| Task description |
Reproduce the full listing below unchanged, apart from the pictures.

| Listing |

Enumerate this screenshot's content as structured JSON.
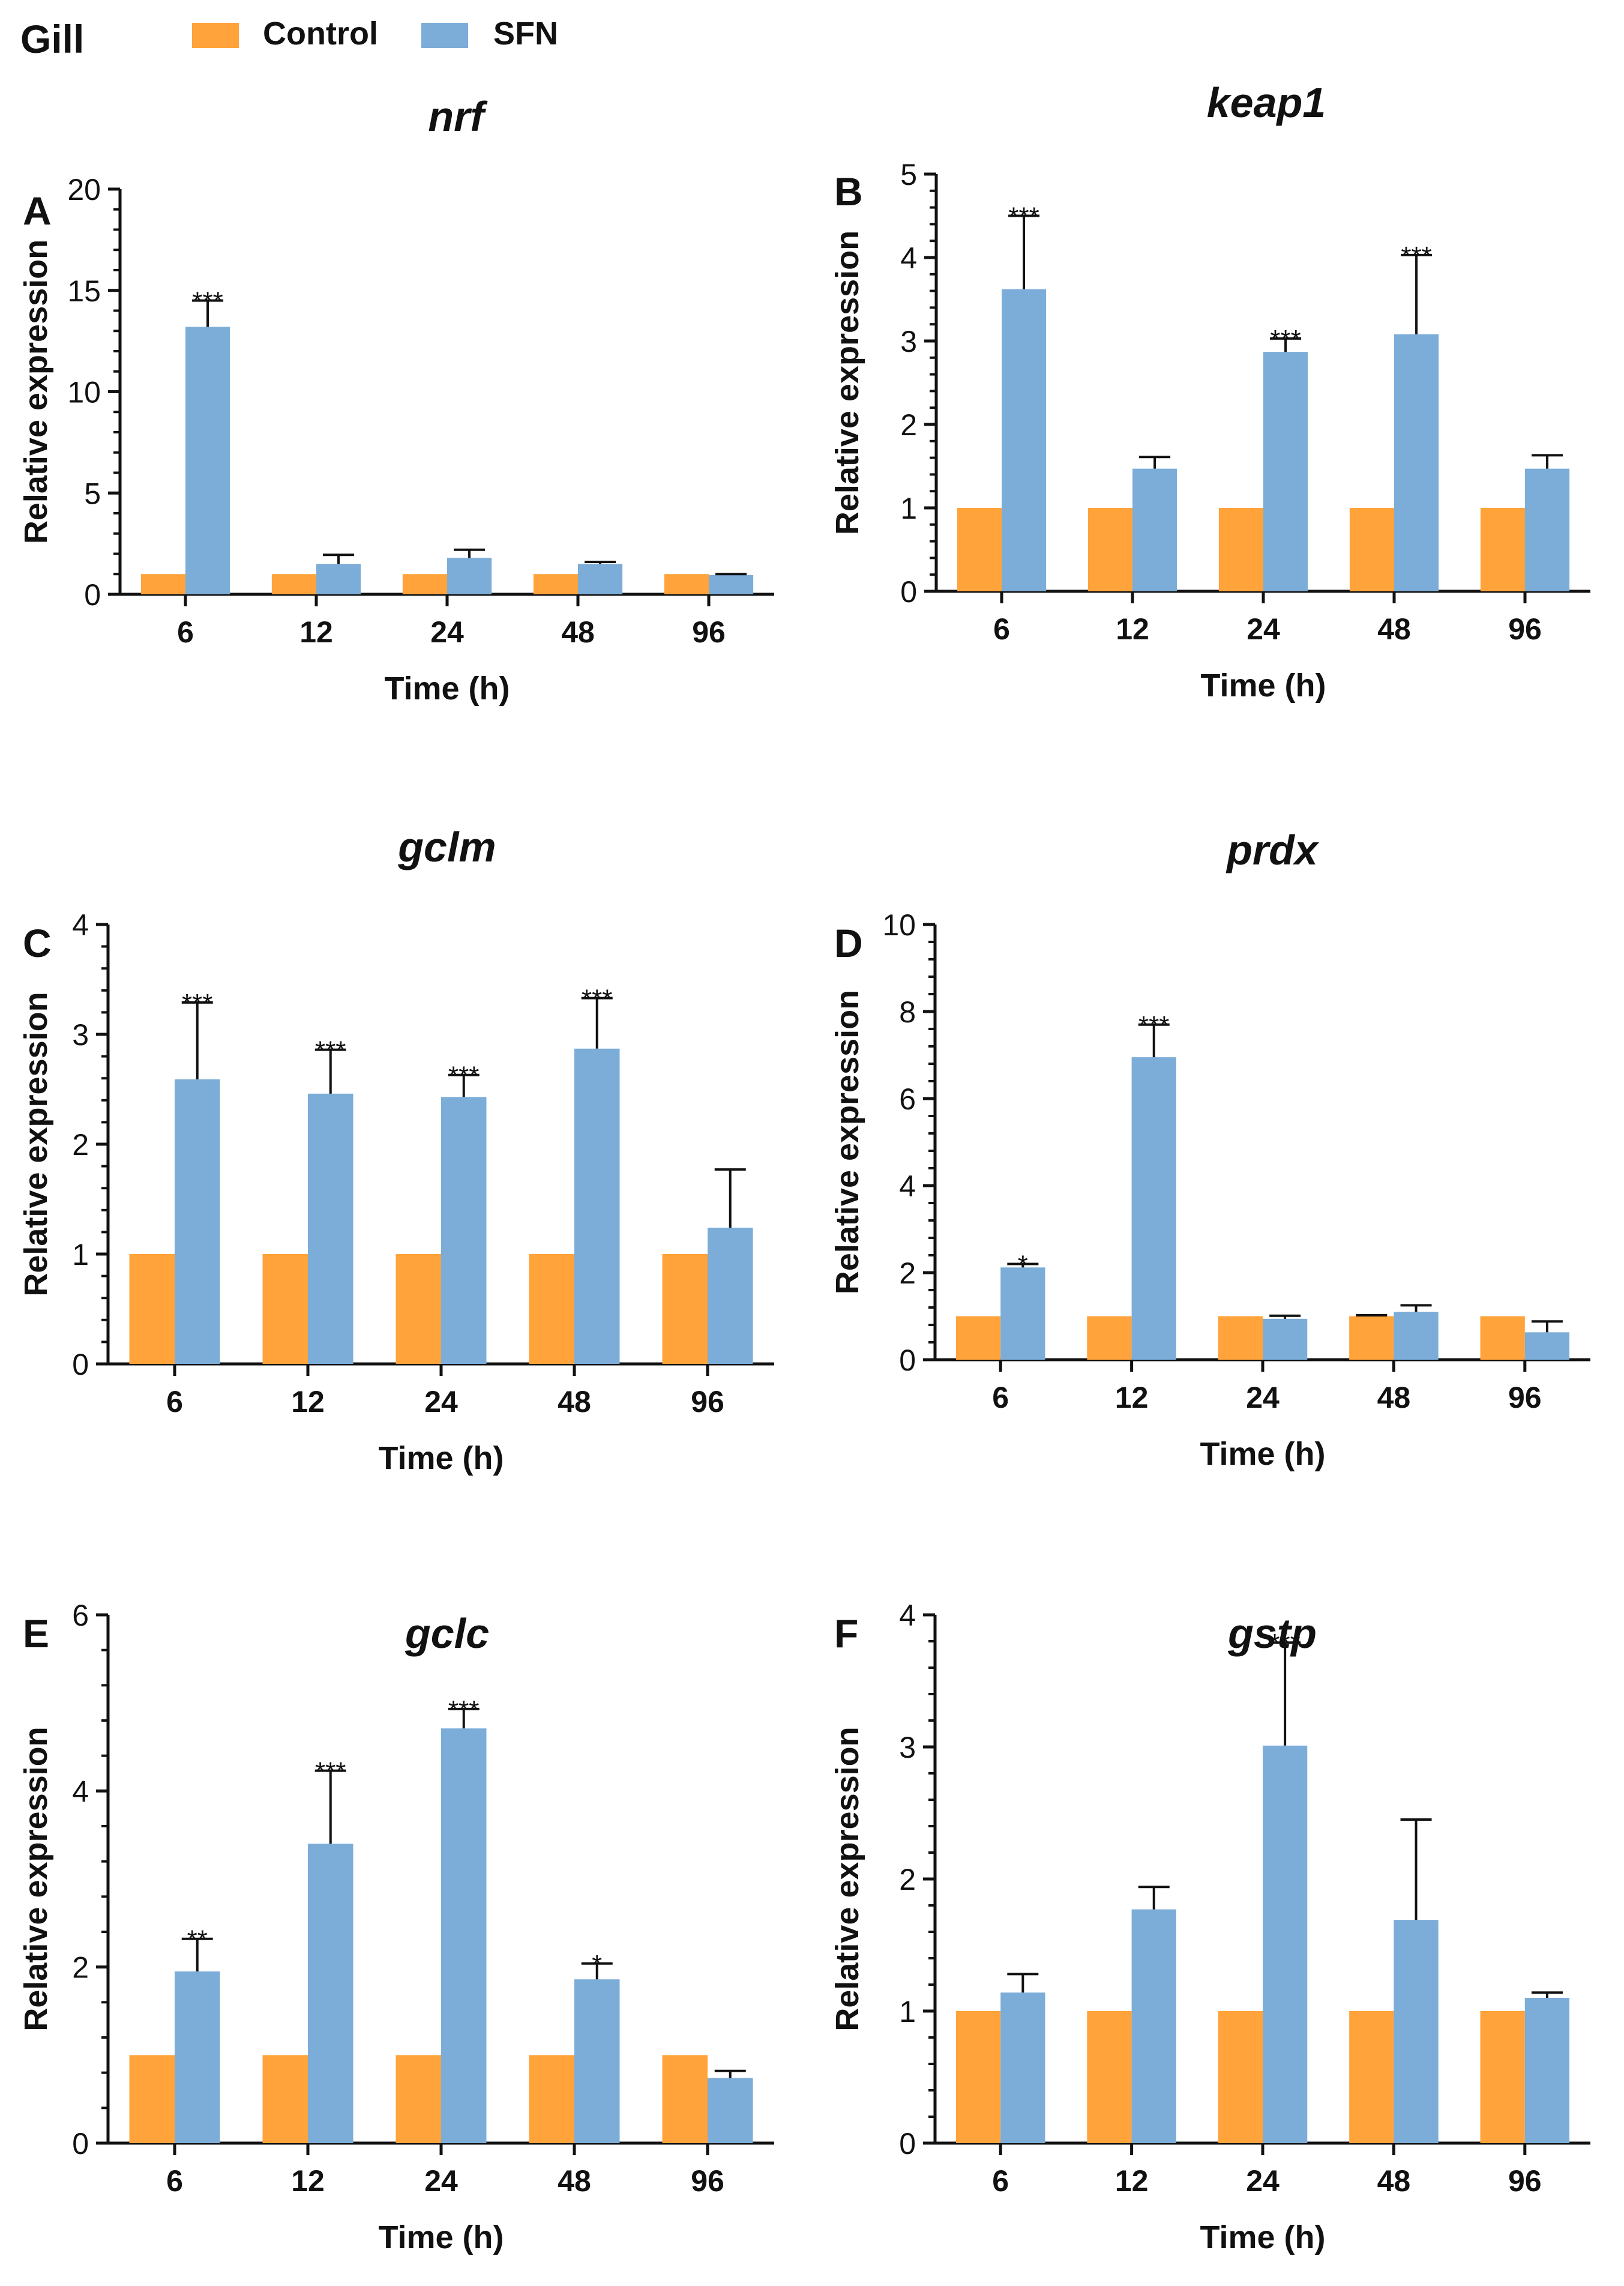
{
  "figure_label": "Gill",
  "legend": [
    {
      "name": "Control",
      "color": "#FFA33A"
    },
    {
      "name": "SFN",
      "color": "#7BADD8"
    }
  ],
  "chart_data": [
    {
      "type": "bar",
      "panel": "A",
      "title": "nrf",
      "xlabel": "Time (h)",
      "ylabel": "Relative expression",
      "categories": [
        "6",
        "12",
        "24",
        "48",
        "96"
      ],
      "ylim": [
        0,
        20
      ],
      "yticks": [
        0,
        5,
        10,
        15,
        20
      ],
      "series": [
        {
          "name": "Control",
          "values": [
            1,
            1,
            1,
            1,
            1
          ],
          "errors": [
            0,
            0,
            0,
            0,
            0
          ]
        },
        {
          "name": "SFN",
          "values": [
            13.2,
            1.5,
            1.8,
            1.5,
            0.95
          ],
          "errors": [
            1.3,
            0.45,
            0.4,
            0.1,
            0.05
          ],
          "significance": [
            "***",
            "",
            "",
            "",
            ""
          ]
        }
      ]
    },
    {
      "type": "bar",
      "panel": "B",
      "title": "keap1",
      "xlabel": "Time (h)",
      "ylabel": "Relative expression",
      "categories": [
        "6",
        "12",
        "24",
        "48",
        "96"
      ],
      "ylim": [
        0,
        5
      ],
      "yticks": [
        0,
        1,
        2,
        3,
        4,
        5
      ],
      "series": [
        {
          "name": "Control",
          "values": [
            1,
            1,
            1,
            1,
            1
          ],
          "errors": [
            0,
            0,
            0,
            0,
            0
          ]
        },
        {
          "name": "SFN",
          "values": [
            3.62,
            1.47,
            2.87,
            3.08,
            1.47
          ],
          "errors": [
            0.88,
            0.14,
            0.16,
            0.95,
            0.16
          ],
          "significance": [
            "***",
            "",
            "***",
            "***",
            ""
          ]
        }
      ]
    },
    {
      "type": "bar",
      "panel": "C",
      "title": "gclm",
      "xlabel": "Time (h)",
      "ylabel": "Relative expression",
      "categories": [
        "6",
        "12",
        "24",
        "48",
        "96"
      ],
      "ylim": [
        0,
        4
      ],
      "yticks": [
        0,
        1,
        2,
        3,
        4
      ],
      "series": [
        {
          "name": "Control",
          "values": [
            1,
            1,
            1,
            1,
            1
          ],
          "errors": [
            0,
            0,
            0,
            0,
            0
          ]
        },
        {
          "name": "SFN",
          "values": [
            2.59,
            2.46,
            2.43,
            2.87,
            1.24
          ],
          "errors": [
            0.7,
            0.4,
            0.2,
            0.46,
            0.53
          ],
          "significance": [
            "***",
            "***",
            "***",
            "***",
            ""
          ]
        }
      ]
    },
    {
      "type": "bar",
      "panel": "D",
      "title": "prdx",
      "xlabel": "Time (h)",
      "ylabel": "Relative expression",
      "categories": [
        "6",
        "12",
        "24",
        "48",
        "96"
      ],
      "ylim": [
        0,
        10
      ],
      "yticks": [
        0,
        2,
        4,
        6,
        8,
        10
      ],
      "series": [
        {
          "name": "Control",
          "values": [
            1,
            1,
            1,
            1,
            1
          ],
          "errors": [
            0,
            0,
            0,
            0.02,
            0
          ]
        },
        {
          "name": "SFN",
          "values": [
            2.12,
            6.95,
            0.94,
            1.1,
            0.63
          ],
          "errors": [
            0.08,
            0.75,
            0.07,
            0.15,
            0.25
          ],
          "significance": [
            "*",
            "***",
            "",
            "",
            ""
          ]
        }
      ]
    },
    {
      "type": "bar",
      "panel": "E",
      "title": "gclc",
      "xlabel": "Time (h)",
      "ylabel": "Relative expression",
      "categories": [
        "6",
        "12",
        "24",
        "48",
        "96"
      ],
      "ylim": [
        0,
        6
      ],
      "yticks": [
        0,
        2,
        4,
        6
      ],
      "series": [
        {
          "name": "Control",
          "values": [
            1,
            1,
            1,
            1,
            1
          ],
          "errors": [
            0,
            0,
            0,
            0,
            0
          ]
        },
        {
          "name": "SFN",
          "values": [
            1.95,
            3.4,
            4.71,
            1.86,
            0.74
          ],
          "errors": [
            0.37,
            0.83,
            0.22,
            0.18,
            0.08
          ],
          "significance": [
            "**",
            "***",
            "***",
            "*",
            ""
          ]
        }
      ]
    },
    {
      "type": "bar",
      "panel": "F",
      "title": "gstp",
      "xlabel": "Time (h)",
      "ylabel": "Relative expression",
      "categories": [
        "6",
        "12",
        "24",
        "48",
        "96"
      ],
      "ylim": [
        0,
        4
      ],
      "yticks": [
        0,
        1,
        2,
        3,
        4
      ],
      "series": [
        {
          "name": "Control",
          "values": [
            1,
            1,
            1,
            1,
            1
          ],
          "errors": [
            0,
            0,
            0,
            0,
            0
          ]
        },
        {
          "name": "SFN",
          "values": [
            1.14,
            1.77,
            3.01,
            1.69,
            1.1
          ],
          "errors": [
            0.14,
            0.17,
            0.78,
            0.76,
            0.04
          ],
          "significance": [
            "",
            "",
            "***",
            "",
            ""
          ]
        }
      ]
    }
  ]
}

| Exercise response |
Enumerate this screenshot's content as structured JSON.
{
  "figure_label": "Gill",
  "legend": [
    {
      "name": "Control",
      "color": "#FFA33A"
    },
    {
      "name": "SFN",
      "color": "#7BADD8"
    }
  ],
  "chart_data": [
    {
      "type": "bar",
      "panel": "A",
      "title": "nrf",
      "xlabel": "Time (h)",
      "ylabel": "Relative expression",
      "categories": [
        "6",
        "12",
        "24",
        "48",
        "96"
      ],
      "ylim": [
        0,
        20
      ],
      "yticks": [
        0,
        5,
        10,
        15,
        20
      ],
      "series": [
        {
          "name": "Control",
          "values": [
            1,
            1,
            1,
            1,
            1
          ],
          "errors": [
            0,
            0,
            0,
            0,
            0
          ]
        },
        {
          "name": "SFN",
          "values": [
            13.2,
            1.5,
            1.8,
            1.5,
            0.95
          ],
          "errors": [
            1.3,
            0.45,
            0.4,
            0.1,
            0.05
          ],
          "significance": [
            "***",
            "",
            "",
            "",
            ""
          ]
        }
      ]
    },
    {
      "type": "bar",
      "panel": "B",
      "title": "keap1",
      "xlabel": "Time (h)",
      "ylabel": "Relative expression",
      "categories": [
        "6",
        "12",
        "24",
        "48",
        "96"
      ],
      "ylim": [
        0,
        5
      ],
      "yticks": [
        0,
        1,
        2,
        3,
        4,
        5
      ],
      "series": [
        {
          "name": "Control",
          "values": [
            1,
            1,
            1,
            1,
            1
          ],
          "errors": [
            0,
            0,
            0,
            0,
            0
          ]
        },
        {
          "name": "SFN",
          "values": [
            3.62,
            1.47,
            2.87,
            3.08,
            1.47
          ],
          "errors": [
            0.88,
            0.14,
            0.16,
            0.95,
            0.16
          ],
          "significance": [
            "***",
            "",
            "***",
            "***",
            ""
          ]
        }
      ]
    },
    {
      "type": "bar",
      "panel": "C",
      "title": "gclm",
      "xlabel": "Time (h)",
      "ylabel": "Relative expression",
      "categories": [
        "6",
        "12",
        "24",
        "48",
        "96"
      ],
      "ylim": [
        0,
        4
      ],
      "yticks": [
        0,
        1,
        2,
        3,
        4
      ],
      "series": [
        {
          "name": "Control",
          "values": [
            1,
            1,
            1,
            1,
            1
          ],
          "errors": [
            0,
            0,
            0,
            0,
            0
          ]
        },
        {
          "name": "SFN",
          "values": [
            2.59,
            2.46,
            2.43,
            2.87,
            1.24
          ],
          "errors": [
            0.7,
            0.4,
            0.2,
            0.46,
            0.53
          ],
          "significance": [
            "***",
            "***",
            "***",
            "***",
            ""
          ]
        }
      ]
    },
    {
      "type": "bar",
      "panel": "D",
      "title": "prdx",
      "xlabel": "Time (h)",
      "ylabel": "Relative expression",
      "categories": [
        "6",
        "12",
        "24",
        "48",
        "96"
      ],
      "ylim": [
        0,
        10
      ],
      "yticks": [
        0,
        2,
        4,
        6,
        8,
        10
      ],
      "series": [
        {
          "name": "Control",
          "values": [
            1,
            1,
            1,
            1,
            1
          ],
          "errors": [
            0,
            0,
            0,
            0.02,
            0
          ]
        },
        {
          "name": "SFN",
          "values": [
            2.12,
            6.95,
            0.94,
            1.1,
            0.63
          ],
          "errors": [
            0.08,
            0.75,
            0.07,
            0.15,
            0.25
          ],
          "significance": [
            "*",
            "***",
            "",
            "",
            ""
          ]
        }
      ]
    },
    {
      "type": "bar",
      "panel": "E",
      "title": "gclc",
      "xlabel": "Time (h)",
      "ylabel": "Relative expression",
      "categories": [
        "6",
        "12",
        "24",
        "48",
        "96"
      ],
      "ylim": [
        0,
        6
      ],
      "yticks": [
        0,
        2,
        4,
        6
      ],
      "series": [
        {
          "name": "Control",
          "values": [
            1,
            1,
            1,
            1,
            1
          ],
          "errors": [
            0,
            0,
            0,
            0,
            0
          ]
        },
        {
          "name": "SFN",
          "values": [
            1.95,
            3.4,
            4.71,
            1.86,
            0.74
          ],
          "errors": [
            0.37,
            0.83,
            0.22,
            0.18,
            0.08
          ],
          "significance": [
            "**",
            "***",
            "***",
            "*",
            ""
          ]
        }
      ]
    },
    {
      "type": "bar",
      "panel": "F",
      "title": "gstp",
      "xlabel": "Time (h)",
      "ylabel": "Relative expression",
      "categories": [
        "6",
        "12",
        "24",
        "48",
        "96"
      ],
      "ylim": [
        0,
        4
      ],
      "yticks": [
        0,
        1,
        2,
        3,
        4
      ],
      "series": [
        {
          "name": "Control",
          "values": [
            1,
            1,
            1,
            1,
            1
          ],
          "errors": [
            0,
            0,
            0,
            0,
            0
          ]
        },
        {
          "name": "SFN",
          "values": [
            1.14,
            1.77,
            3.01,
            1.69,
            1.1
          ],
          "errors": [
            0.14,
            0.17,
            0.78,
            0.76,
            0.04
          ],
          "significance": [
            "",
            "",
            "***",
            "",
            ""
          ]
        }
      ]
    }
  ]
}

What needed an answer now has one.